------ Records for this task

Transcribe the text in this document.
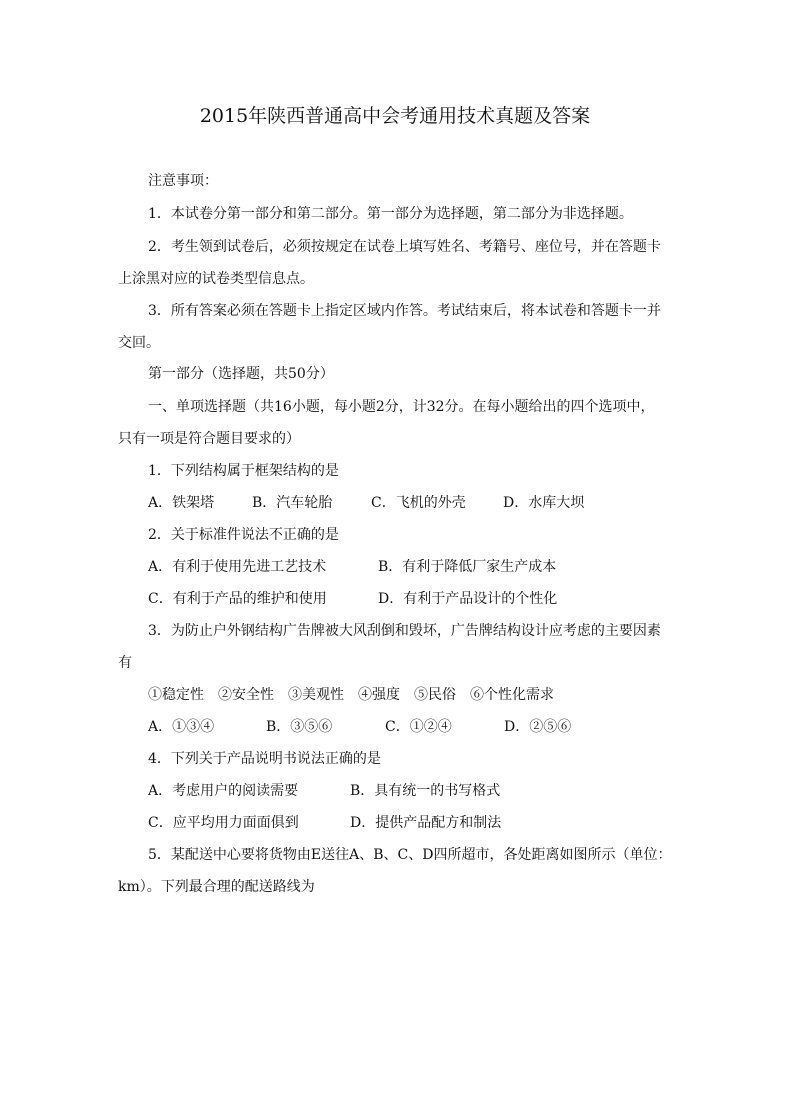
2015年陕西普通高中会考通用技术真题及答案
注意事项：
1．本试卷分第一部分和第二部分。第一部分为选择题，第二部分为非选择题。
2．考生领到试卷后，必须按规定在试卷上填写姓名、考籍号、座位号，并在答题卡
上涂黑对应的试卷类型信息点。
3．所有答案必须在答题卡上指定区域内作答。考试结束后，将本试卷和答题卡一并
交回。
第一部分（选择题，共50分）
一、单项选择题（共16小题，每小题2分，计32分。在每小题给出的四个选项中，
只有一项是符合题目要求的）
1．下列结构属于框架结构的是
A．铁架塔	B．汽车轮胎	C．飞机的外壳	D．水库大坝
2．关于标准件说法不正确的是
A．有利于使用先进工艺技术	B．有利于降低厂家生产成本
C．有利于产品的维护和使用	D．有利于产品设计的个性化
3．为防止户外钢结构广告牌被大风刮倒和毁坏，广告牌结构设计应考虑的主要因素
有
①稳定性　②安全性　③美观性　④强度　⑤民俗　⑥个性化需求
A．①③④	B．③⑤⑥	C．①②④	D．②⑤⑥
4．下列关于产品说明书说法正确的是
A．考虑用户的阅读需要	B．具有统一的书写格式
C．应平均用力面面俱到	D．提供产品配方和制法
5．某配送中心要将货物由E送往A、B、C、D四所超市，各处距离如图所示（单位：
km）。下列最合理的配送路线为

------------

(The request):
Omitting all images, retype each line of the records precisely.

(Finished exercise):
Transcribe the text in this document.
2015年陕西普通高中会考通用技术真题及答案
注意事项：
1．本试卷分第一部分和第二部分。第一部分为选择题，第二部分为非选择题。
2．考生领到试卷后，必须按规定在试卷上填写姓名、考籍号、座位号，并在答题卡
上涂黑对应的试卷类型信息点。
3．所有答案必须在答题卡上指定区域内作答。考试结束后，将本试卷和答题卡一并
交回。
第一部分（选择题，共50分）
一、单项选择题（共16小题，每小题2分，计32分。在每小题给出的四个选项中，
只有一项是符合题目要求的）
1．下列结构属于框架结构的是
A．铁架塔	B．汽车轮胎	C．飞机的外壳	D．水库大坝
2．关于标准件说法不正确的是
A．有利于使用先进工艺技术	B．有利于降低厂家生产成本
C．有利于产品的维护和使用	D．有利于产品设计的个性化
3．为防止户外钢结构广告牌被大风刮倒和毁坏，广告牌结构设计应考虑的主要因素
有
①稳定性　②安全性　③美观性　④强度　⑤民俗　⑥个性化需求
A．①③④	B．③⑤⑥	C．①②④	D．②⑤⑥
4．下列关于产品说明书说法正确的是
A．考虑用户的阅读需要	B．具有统一的书写格式
C．应平均用力面面俱到	D．提供产品配方和制法
5．某配送中心要将货物由E送往A、B、C、D四所超市，各处距离如图所示（单位：
km）。下列最合理的配送路线为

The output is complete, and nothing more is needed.